--- Given task ---
Lines containing the string "this" are to be collected in full.

--- Entries shown ---
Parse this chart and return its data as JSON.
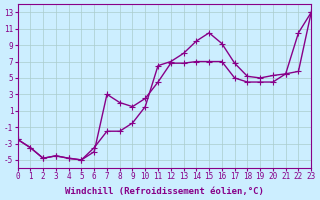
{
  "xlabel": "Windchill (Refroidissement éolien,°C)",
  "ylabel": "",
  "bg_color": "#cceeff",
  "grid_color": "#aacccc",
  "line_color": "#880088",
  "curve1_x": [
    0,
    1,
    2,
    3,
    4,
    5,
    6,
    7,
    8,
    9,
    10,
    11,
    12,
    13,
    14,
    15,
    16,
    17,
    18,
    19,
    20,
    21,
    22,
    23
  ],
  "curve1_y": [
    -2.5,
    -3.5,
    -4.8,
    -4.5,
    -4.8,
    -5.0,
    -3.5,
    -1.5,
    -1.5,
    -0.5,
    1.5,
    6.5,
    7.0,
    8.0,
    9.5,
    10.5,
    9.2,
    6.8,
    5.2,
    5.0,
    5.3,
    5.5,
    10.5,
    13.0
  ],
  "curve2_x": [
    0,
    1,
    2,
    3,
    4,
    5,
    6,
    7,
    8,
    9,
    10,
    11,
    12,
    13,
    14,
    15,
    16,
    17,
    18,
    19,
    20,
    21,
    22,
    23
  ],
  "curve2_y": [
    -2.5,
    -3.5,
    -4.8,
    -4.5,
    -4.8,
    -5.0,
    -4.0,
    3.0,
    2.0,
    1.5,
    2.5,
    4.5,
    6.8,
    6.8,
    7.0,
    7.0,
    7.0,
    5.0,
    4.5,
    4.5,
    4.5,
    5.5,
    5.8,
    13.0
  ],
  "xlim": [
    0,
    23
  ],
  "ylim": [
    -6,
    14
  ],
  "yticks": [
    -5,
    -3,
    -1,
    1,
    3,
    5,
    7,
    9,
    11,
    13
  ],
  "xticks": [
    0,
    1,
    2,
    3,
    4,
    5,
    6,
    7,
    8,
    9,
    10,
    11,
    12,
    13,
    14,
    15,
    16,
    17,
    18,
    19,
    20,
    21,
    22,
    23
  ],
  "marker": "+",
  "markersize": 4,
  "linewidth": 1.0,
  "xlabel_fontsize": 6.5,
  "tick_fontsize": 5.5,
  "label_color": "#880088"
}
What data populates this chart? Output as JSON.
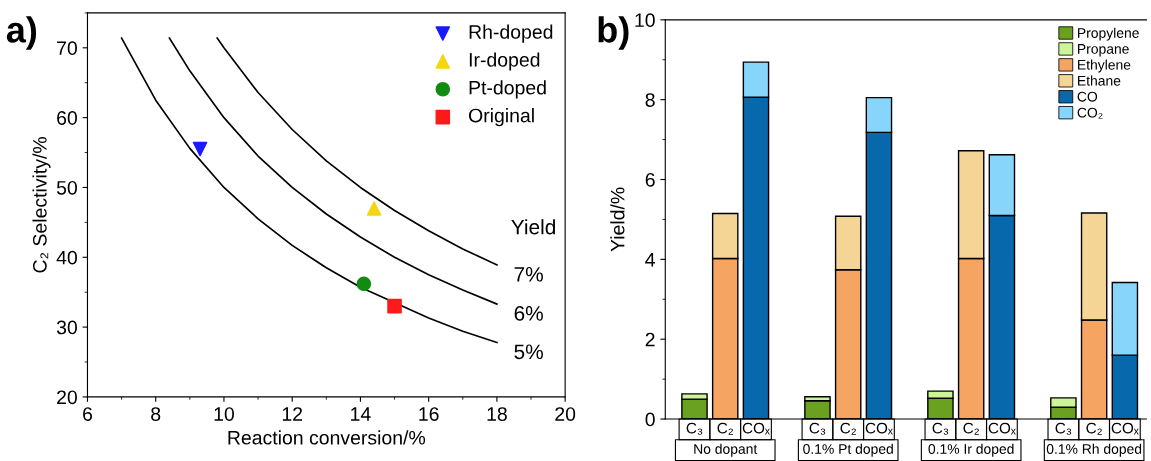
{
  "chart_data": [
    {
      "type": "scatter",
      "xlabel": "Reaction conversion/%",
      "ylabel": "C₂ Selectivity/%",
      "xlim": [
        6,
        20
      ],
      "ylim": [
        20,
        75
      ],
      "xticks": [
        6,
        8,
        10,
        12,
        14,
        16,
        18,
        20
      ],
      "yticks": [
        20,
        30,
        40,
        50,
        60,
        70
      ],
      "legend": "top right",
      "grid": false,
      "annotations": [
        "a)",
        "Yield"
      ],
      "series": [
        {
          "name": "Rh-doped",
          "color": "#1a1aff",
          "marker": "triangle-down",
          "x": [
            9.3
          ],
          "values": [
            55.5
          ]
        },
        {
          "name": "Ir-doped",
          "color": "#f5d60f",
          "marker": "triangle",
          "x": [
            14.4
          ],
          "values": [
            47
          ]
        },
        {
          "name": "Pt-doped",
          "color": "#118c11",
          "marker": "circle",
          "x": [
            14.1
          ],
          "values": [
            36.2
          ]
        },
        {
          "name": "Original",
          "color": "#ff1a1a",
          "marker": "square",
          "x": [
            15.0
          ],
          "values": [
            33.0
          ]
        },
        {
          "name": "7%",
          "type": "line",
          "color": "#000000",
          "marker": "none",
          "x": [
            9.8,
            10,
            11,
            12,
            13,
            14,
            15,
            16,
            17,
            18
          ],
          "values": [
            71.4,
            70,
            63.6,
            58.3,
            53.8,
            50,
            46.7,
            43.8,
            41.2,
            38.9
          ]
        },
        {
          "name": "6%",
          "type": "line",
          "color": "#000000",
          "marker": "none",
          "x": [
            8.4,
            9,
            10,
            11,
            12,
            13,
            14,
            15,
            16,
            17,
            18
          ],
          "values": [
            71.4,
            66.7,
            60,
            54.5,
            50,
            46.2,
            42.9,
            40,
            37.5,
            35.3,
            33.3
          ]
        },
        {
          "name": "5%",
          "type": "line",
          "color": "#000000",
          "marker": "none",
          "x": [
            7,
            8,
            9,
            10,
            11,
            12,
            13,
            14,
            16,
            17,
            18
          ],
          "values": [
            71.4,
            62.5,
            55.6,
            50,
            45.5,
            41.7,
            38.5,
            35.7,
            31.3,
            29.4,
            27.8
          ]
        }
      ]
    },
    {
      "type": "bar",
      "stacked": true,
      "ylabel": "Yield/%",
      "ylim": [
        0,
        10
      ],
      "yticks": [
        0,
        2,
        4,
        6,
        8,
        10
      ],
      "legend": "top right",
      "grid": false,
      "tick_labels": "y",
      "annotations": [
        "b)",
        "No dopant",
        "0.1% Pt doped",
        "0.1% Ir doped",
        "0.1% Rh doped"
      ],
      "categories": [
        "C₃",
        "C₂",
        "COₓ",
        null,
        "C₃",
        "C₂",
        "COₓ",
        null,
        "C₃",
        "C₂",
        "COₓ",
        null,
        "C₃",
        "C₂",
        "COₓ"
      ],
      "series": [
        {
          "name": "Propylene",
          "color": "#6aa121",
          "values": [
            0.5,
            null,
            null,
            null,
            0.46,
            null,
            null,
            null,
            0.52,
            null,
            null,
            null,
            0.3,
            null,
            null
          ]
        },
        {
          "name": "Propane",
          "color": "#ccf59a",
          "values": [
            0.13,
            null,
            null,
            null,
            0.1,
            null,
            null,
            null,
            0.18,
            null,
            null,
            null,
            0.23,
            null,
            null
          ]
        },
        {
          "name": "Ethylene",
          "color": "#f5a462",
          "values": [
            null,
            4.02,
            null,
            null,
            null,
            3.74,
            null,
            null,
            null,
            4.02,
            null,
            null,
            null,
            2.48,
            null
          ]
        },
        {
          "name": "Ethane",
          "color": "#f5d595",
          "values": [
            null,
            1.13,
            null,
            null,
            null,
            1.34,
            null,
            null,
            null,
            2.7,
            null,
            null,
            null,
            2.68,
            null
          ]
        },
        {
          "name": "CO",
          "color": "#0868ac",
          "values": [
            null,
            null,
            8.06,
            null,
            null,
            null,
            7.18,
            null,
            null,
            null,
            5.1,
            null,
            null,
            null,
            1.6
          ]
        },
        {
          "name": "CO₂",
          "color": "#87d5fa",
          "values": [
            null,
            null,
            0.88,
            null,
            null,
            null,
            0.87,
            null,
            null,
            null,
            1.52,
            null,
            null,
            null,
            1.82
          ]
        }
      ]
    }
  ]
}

==

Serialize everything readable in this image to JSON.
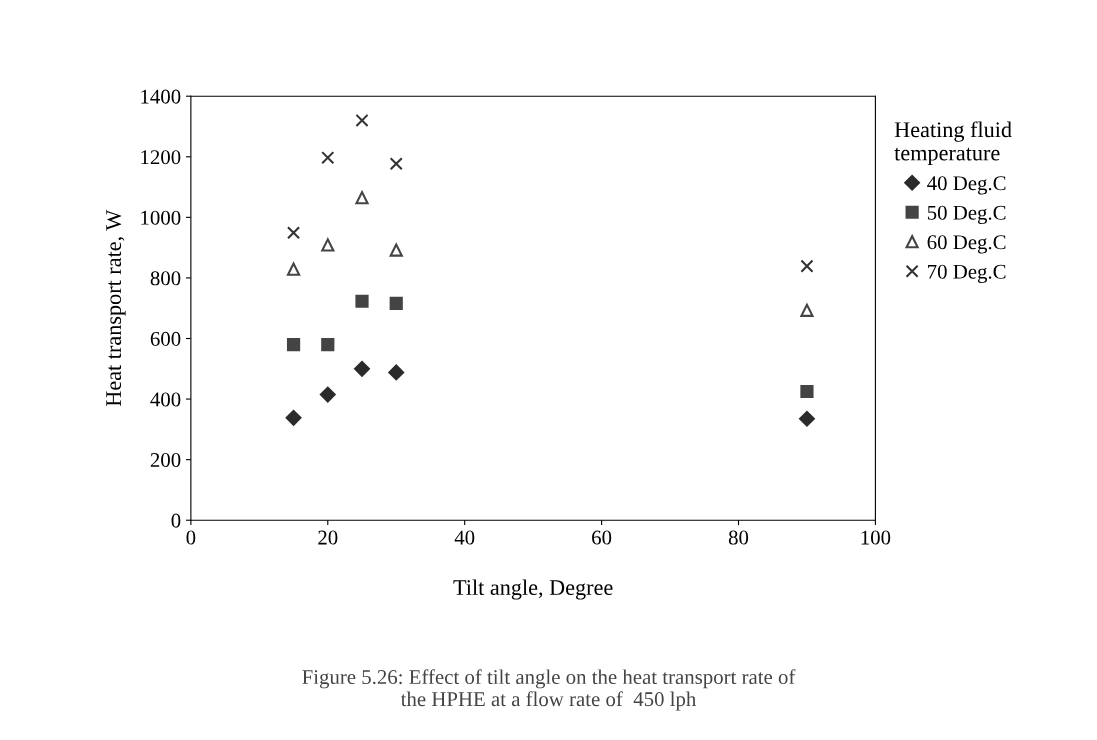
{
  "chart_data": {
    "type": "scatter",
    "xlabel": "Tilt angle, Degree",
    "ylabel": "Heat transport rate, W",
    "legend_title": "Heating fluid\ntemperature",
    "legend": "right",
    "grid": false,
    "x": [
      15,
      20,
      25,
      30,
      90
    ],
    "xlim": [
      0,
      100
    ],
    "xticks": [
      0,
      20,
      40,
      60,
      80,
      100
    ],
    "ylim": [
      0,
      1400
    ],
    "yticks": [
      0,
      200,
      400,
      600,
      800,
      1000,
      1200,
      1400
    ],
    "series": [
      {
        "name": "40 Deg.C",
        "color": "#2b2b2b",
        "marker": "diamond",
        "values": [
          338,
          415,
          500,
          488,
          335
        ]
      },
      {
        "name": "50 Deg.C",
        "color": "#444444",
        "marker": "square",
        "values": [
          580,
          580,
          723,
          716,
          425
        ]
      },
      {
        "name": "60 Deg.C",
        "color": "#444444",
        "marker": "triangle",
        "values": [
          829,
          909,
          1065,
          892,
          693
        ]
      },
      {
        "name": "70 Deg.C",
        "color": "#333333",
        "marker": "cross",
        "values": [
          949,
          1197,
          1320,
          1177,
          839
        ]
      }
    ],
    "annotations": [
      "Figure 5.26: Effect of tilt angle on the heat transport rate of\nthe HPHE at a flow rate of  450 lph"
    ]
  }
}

--- Complete output ---
Parse this chart and return its data as JSON.
What data populates this chart? Output as JSON.
Serialize everything readable in this image to JSON.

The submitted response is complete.